### Stored rows ###

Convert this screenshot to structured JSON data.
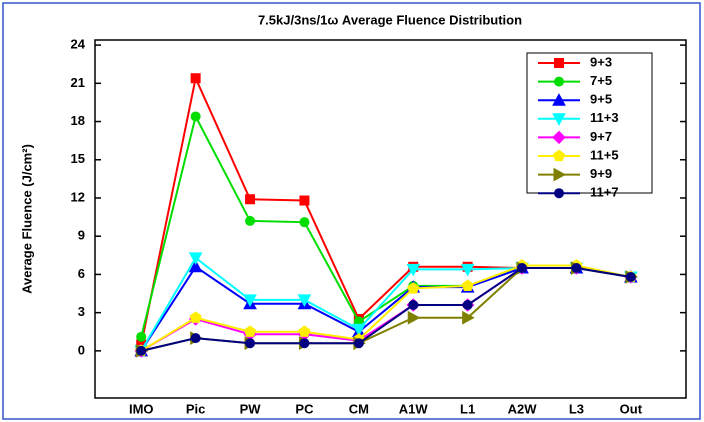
{
  "chart_data": {
    "type": "line",
    "title": "7.5kJ/3ns/1ω  Average Fluence Distribution",
    "y_label": "Average Fluence (J/cm²)",
    "categories": [
      "IMO",
      "Pic",
      "PW",
      "PC",
      "CM",
      "A1W",
      "L1",
      "A2W",
      "L3",
      "Out"
    ],
    "ylim": [
      -3.7,
      24.4
    ],
    "yticks": [
      0,
      3,
      6,
      9,
      12,
      15,
      18,
      21,
      24
    ],
    "legend": "upper right",
    "series": [
      {
        "name": "9+3",
        "color": "#ff0000",
        "marker": "square",
        "values": [
          0.5,
          21.4,
          11.9,
          11.8,
          2.5,
          6.6,
          6.6,
          6.5,
          6.5,
          5.8
        ]
      },
      {
        "name": "7+5",
        "color": "#00dd00",
        "marker": "circle",
        "values": [
          1.1,
          18.4,
          10.2,
          10.1,
          2.3,
          5.1,
          5.1,
          6.5,
          6.5,
          5.8
        ]
      },
      {
        "name": "9+5",
        "color": "#0000ff",
        "marker": "triangle-up",
        "values": [
          0,
          6.6,
          3.7,
          3.7,
          1.5,
          5.0,
          5.0,
          6.5,
          6.5,
          5.8
        ]
      },
      {
        "name": "11+3",
        "color": "#00ffff",
        "marker": "triangle-down",
        "values": [
          0,
          7.3,
          4.0,
          4.0,
          1.7,
          6.4,
          6.4,
          6.5,
          6.5,
          5.8
        ]
      },
      {
        "name": "9+7",
        "color": "#ff00ff",
        "marker": "diamond",
        "values": [
          0,
          2.5,
          1.3,
          1.3,
          0.8,
          3.6,
          3.6,
          6.5,
          6.5,
          5.8
        ]
      },
      {
        "name": "11+5",
        "color": "#ffee00",
        "marker": "pentagon",
        "values": [
          0,
          2.6,
          1.5,
          1.5,
          0.9,
          4.9,
          5.1,
          6.7,
          6.7,
          5.8
        ]
      },
      {
        "name": "9+9",
        "color": "#808000",
        "marker": "triangle-right",
        "values": [
          0,
          1.0,
          0.6,
          0.6,
          0.6,
          2.6,
          2.6,
          6.5,
          6.5,
          5.8
        ]
      },
      {
        "name": "11+7",
        "color": "#000080",
        "marker": "circle",
        "values": [
          0,
          1.0,
          0.6,
          0.6,
          0.6,
          3.6,
          3.6,
          6.5,
          6.5,
          5.8
        ]
      }
    ]
  }
}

###

Problem requirements - Count how many lines of the data include the word "color". Your reply should be that number alone.

Task output - 8